> AIM
The records below must be copied in full; omit the images.

> RECORDS FOR PROCESSING
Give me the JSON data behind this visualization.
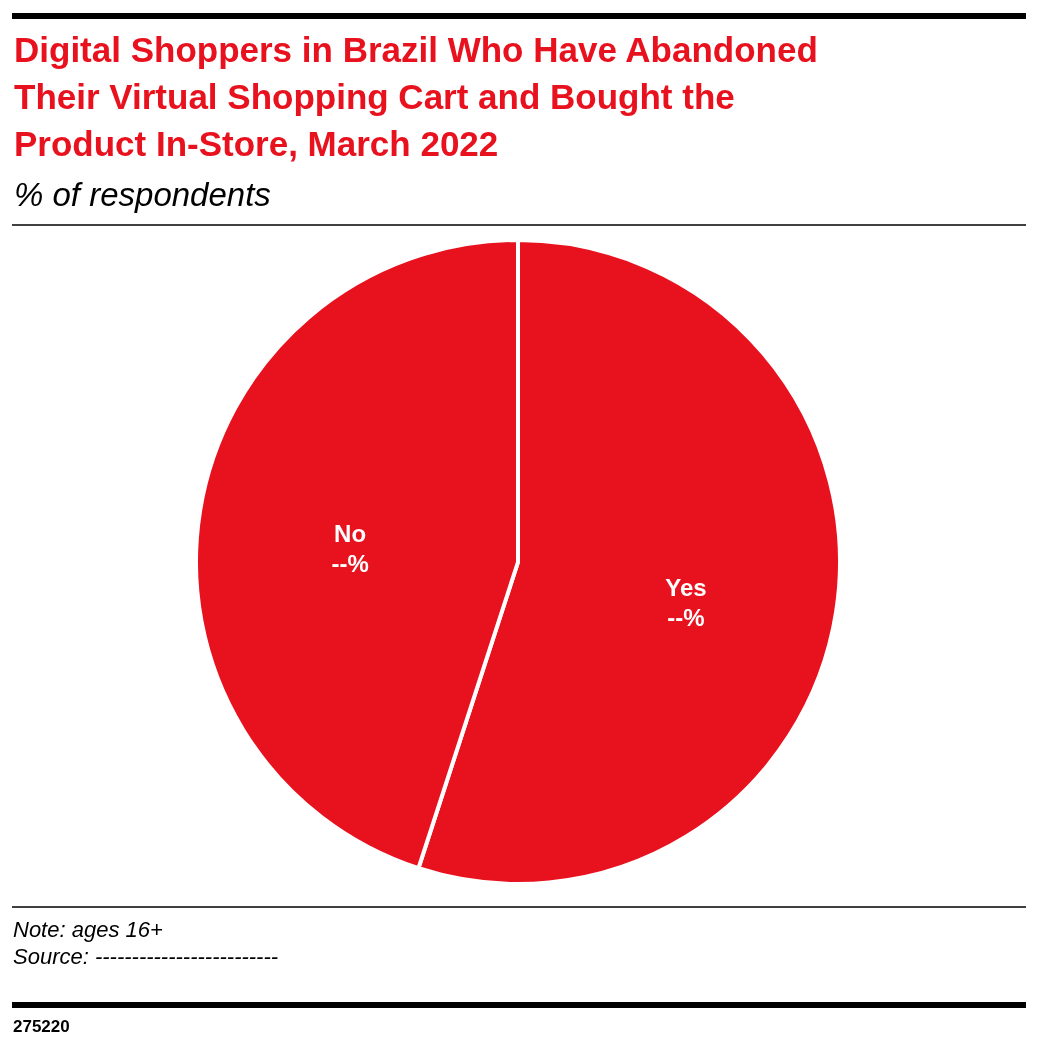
{
  "chart_data": {
    "type": "pie",
    "title": "Digital Shoppers in Brazil Who Have Abandoned Their Virtual Shopping Cart and Bought the Product In-Store, March 2022",
    "subtitle": "% of respondents",
    "categories": [
      "Yes",
      "No"
    ],
    "values": [
      55,
      45
    ],
    "colors": [
      "#e8111e",
      "#e8111e"
    ],
    "value_labels": [
      "--%",
      "--%"
    ],
    "annotations": [
      "Note: ages 16+",
      "Source: -------------------------",
      "275220"
    ]
  }
}
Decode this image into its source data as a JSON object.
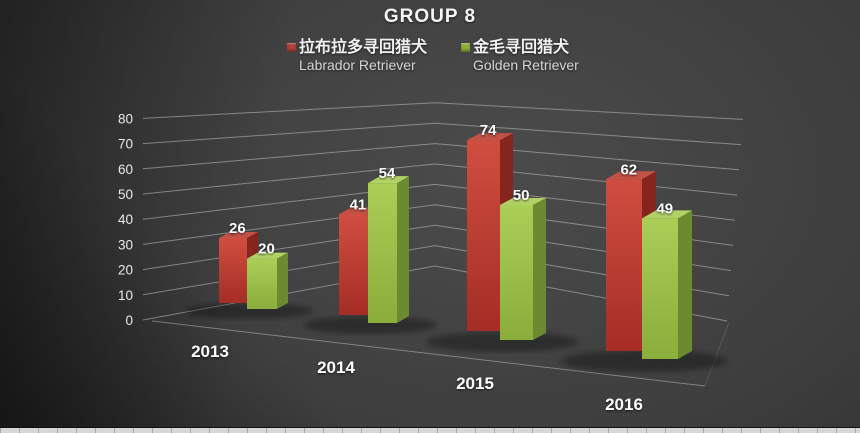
{
  "title": "GROUP 8",
  "legend": [
    {
      "label_cjk": "拉布拉多寻回猎犬",
      "label_en": "Labrador Retriever",
      "color": "#b04038"
    },
    {
      "label_cjk": "金毛寻回猎犬",
      "label_en": "Golden Retriever",
      "color": "#8fae3c"
    }
  ],
  "chart_data": {
    "type": "bar",
    "projection": "3d",
    "title": "GROUP 8",
    "categories": [
      "2013",
      "2014",
      "2015",
      "2016"
    ],
    "series": [
      {
        "name": "拉布拉多寻回猎犬 Labrador Retriever",
        "color": "#c0392b",
        "values": [
          26,
          41,
          74,
          62
        ]
      },
      {
        "name": "金毛寻回猎犬 Golden Retriever",
        "color": "#9acd32",
        "values": [
          20,
          54,
          50,
          49
        ]
      }
    ],
    "xlabel": "",
    "ylabel": "",
    "ylim": [
      0,
      80
    ],
    "ytick_step": 10,
    "grid": true,
    "legend_position": "top",
    "value_labels": true,
    "background": "#3e3e3e",
    "gridline_color": "#c3c3c3",
    "text_color": "#ffffff"
  }
}
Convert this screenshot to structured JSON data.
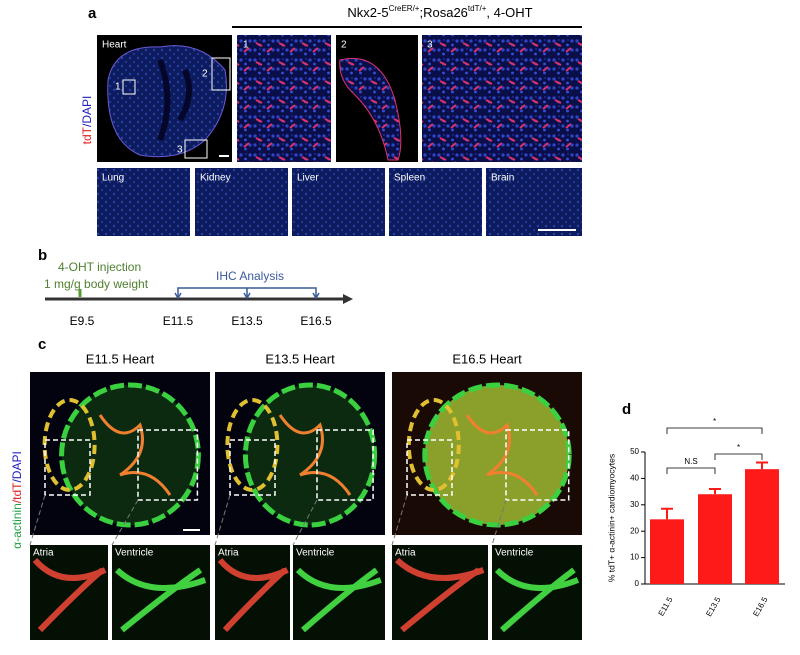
{
  "panel_a": {
    "label": "a",
    "title": [
      "Nkx2-5",
      "CreER/+",
      ";Rosa26",
      "tdT/+",
      ", 4-OHT"
    ],
    "stain": [
      "tdT",
      "/DAPI"
    ],
    "heart_label": "Heart",
    "insets": [
      "1",
      "2",
      "3"
    ],
    "zooms": [
      "1",
      "2",
      "3"
    ],
    "tissues": [
      "Lung",
      "Kidney",
      "Liver",
      "Spleen",
      "Brain"
    ]
  },
  "panel_b": {
    "label": "b",
    "injection": "4-OHT injection",
    "dose": "1 mg/g body weight",
    "analysis": "IHC Analysis",
    "timepoints": [
      "E9.5",
      "E11.5",
      "E13.5",
      "E16.5"
    ]
  },
  "panel_c": {
    "label": "c",
    "stain": [
      "α-actinin",
      "/tdT",
      "/DAPI"
    ],
    "panels": [
      {
        "title": "E11.5 Heart",
        "tiles": [
          "Atria",
          "Ventricle"
        ]
      },
      {
        "title": "E13.5 Heart",
        "tiles": [
          "Atria",
          "Ventricle"
        ]
      },
      {
        "title": "E16.5 Heart",
        "tiles": [
          "Atria",
          "Ventricle"
        ]
      }
    ]
  },
  "chart_data": {
    "type": "bar",
    "label": "d",
    "y_label": "% tdT+ α-actinin+ cardiomyocytes",
    "categories": [
      "E11.5",
      "E13.5",
      "E16.5"
    ],
    "values": [
      24.5,
      34,
      43.5
    ],
    "errors": [
      4,
      2,
      2.5
    ],
    "color": "#ff1a1a",
    "ylim": [
      0,
      50
    ],
    "yticks": [
      0,
      10,
      20,
      30,
      40,
      50
    ],
    "significance": [
      "N.S",
      "*",
      "*"
    ]
  }
}
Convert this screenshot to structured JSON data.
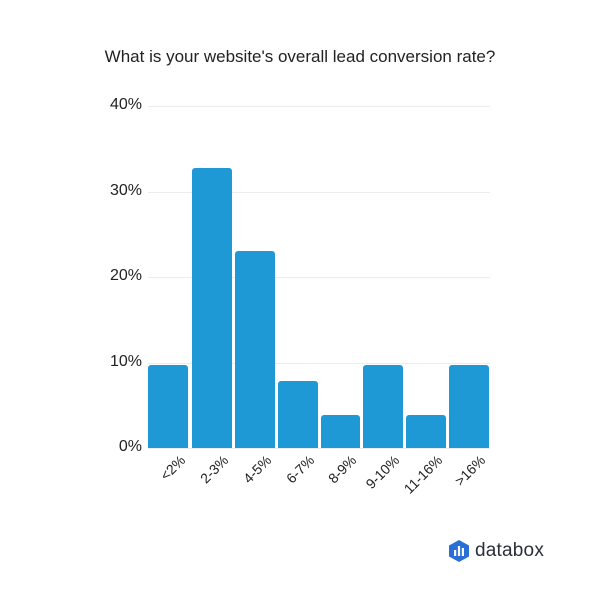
{
  "chart_data": {
    "type": "bar",
    "title": "What is your website's overall lead conversion rate?",
    "categories": [
      "<2%",
      "2-3%",
      "4-5%",
      "6-7%",
      "8-9%",
      "9-10%",
      "11-16%",
      ">16%"
    ],
    "values": [
      9.7,
      32.7,
      23.1,
      7.8,
      3.9,
      9.7,
      3.9,
      9.7
    ],
    "unit": "%",
    "xlabel": "",
    "ylabel": "",
    "ylim": [
      0,
      40
    ],
    "yticks": [
      "0%",
      "10%",
      "20%",
      "30%",
      "40%"
    ],
    "grid": true,
    "legend": "none",
    "bar_color": "#1f98d6"
  },
  "branding": {
    "logo_text": "databox",
    "logo_color": "#2a6fd6"
  }
}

> RESULT FOR THIS TASK
Give me the JSON data behind this visualization.
{
  "chart_data": {
    "type": "pie",
    "title": "Digital Shoppers in Brazil Who Have Abandoned Their Virtual Shopping Cart and Bought the Product In-Store, March 2022",
    "subtitle": "% of respondents",
    "categories": [
      "Yes",
      "No"
    ],
    "values": [
      55,
      45
    ],
    "colors": [
      "#e8111e",
      "#e8111e"
    ],
    "value_labels": [
      "--%",
      "--%"
    ],
    "annotations": [
      "Note: ages 16+",
      "Source: -------------------------",
      "275220"
    ]
  }
}
Decode this image into its source data as a JSON object.
{
  "title": "GROUP 8",
  "legend": [
    {
      "label_cjk": "拉布拉多寻回猎犬",
      "label_en": "Labrador Retriever",
      "color": "#b04038"
    },
    {
      "label_cjk": "金毛寻回猎犬",
      "label_en": "Golden Retriever",
      "color": "#8fae3c"
    }
  ],
  "chart_data": {
    "type": "bar",
    "projection": "3d",
    "title": "GROUP 8",
    "categories": [
      "2013",
      "2014",
      "2015",
      "2016"
    ],
    "series": [
      {
        "name": "拉布拉多寻回猎犬 Labrador Retriever",
        "color": "#c0392b",
        "values": [
          26,
          41,
          74,
          62
        ]
      },
      {
        "name": "金毛寻回猎犬 Golden Retriever",
        "color": "#9acd32",
        "values": [
          20,
          54,
          50,
          49
        ]
      }
    ],
    "xlabel": "",
    "ylabel": "",
    "ylim": [
      0,
      80
    ],
    "ytick_step": 10,
    "grid": true,
    "legend_position": "top",
    "value_labels": true,
    "background": "#3e3e3e",
    "gridline_color": "#c3c3c3",
    "text_color": "#ffffff"
  }
}
Convert this screenshot to structured JSON data.
{
  "panel_a": {
    "label": "a",
    "title": [
      "Nkx2-5",
      "CreER/+",
      ";Rosa26",
      "tdT/+",
      ", 4-OHT"
    ],
    "stain": [
      "tdT",
      "/DAPI"
    ],
    "heart_label": "Heart",
    "insets": [
      "1",
      "2",
      "3"
    ],
    "zooms": [
      "1",
      "2",
      "3"
    ],
    "tissues": [
      "Lung",
      "Kidney",
      "Liver",
      "Spleen",
      "Brain"
    ]
  },
  "panel_b": {
    "label": "b",
    "injection": "4-OHT injection",
    "dose": "1 mg/g body weight",
    "analysis": "IHC Analysis",
    "timepoints": [
      "E9.5",
      "E11.5",
      "E13.5",
      "E16.5"
    ]
  },
  "panel_c": {
    "label": "c",
    "stain": [
      "α-actinin",
      "/tdT",
      "/DAPI"
    ],
    "panels": [
      {
        "title": "E11.5 Heart",
        "tiles": [
          "Atria",
          "Ventricle"
        ]
      },
      {
        "title": "E13.5 Heart",
        "tiles": [
          "Atria",
          "Ventricle"
        ]
      },
      {
        "title": "E16.5 Heart",
        "tiles": [
          "Atria",
          "Ventricle"
        ]
      }
    ]
  },
  "chart_data": {
    "type": "bar",
    "label": "d",
    "y_label": "% tdT+ α-actinin+ cardiomyocytes",
    "categories": [
      "E11.5",
      "E13.5",
      "E16.5"
    ],
    "values": [
      24.5,
      34,
      43.5
    ],
    "errors": [
      4,
      2,
      2.5
    ],
    "color": "#ff1a1a",
    "ylim": [
      0,
      50
    ],
    "yticks": [
      0,
      10,
      20,
      30,
      40,
      50
    ],
    "significance": [
      "N.S",
      "*",
      "*"
    ]
  }
}
Convert this screenshot to structured JSON data.
{
  "chart_data": {
    "type": "bar",
    "title": "What is your website's overall lead conversion rate?",
    "categories": [
      "<2%",
      "2-3%",
      "4-5%",
      "6-7%",
      "8-9%",
      "9-10%",
      "11-16%",
      ">16%"
    ],
    "values": [
      9.7,
      32.7,
      23.1,
      7.8,
      3.9,
      9.7,
      3.9,
      9.7
    ],
    "unit": "%",
    "xlabel": "",
    "ylabel": "",
    "ylim": [
      0,
      40
    ],
    "yticks": [
      "0%",
      "10%",
      "20%",
      "30%",
      "40%"
    ],
    "grid": true,
    "legend": "none",
    "bar_color": "#1f98d6"
  },
  "branding": {
    "logo_text": "databox",
    "logo_color": "#2a6fd6"
  }
}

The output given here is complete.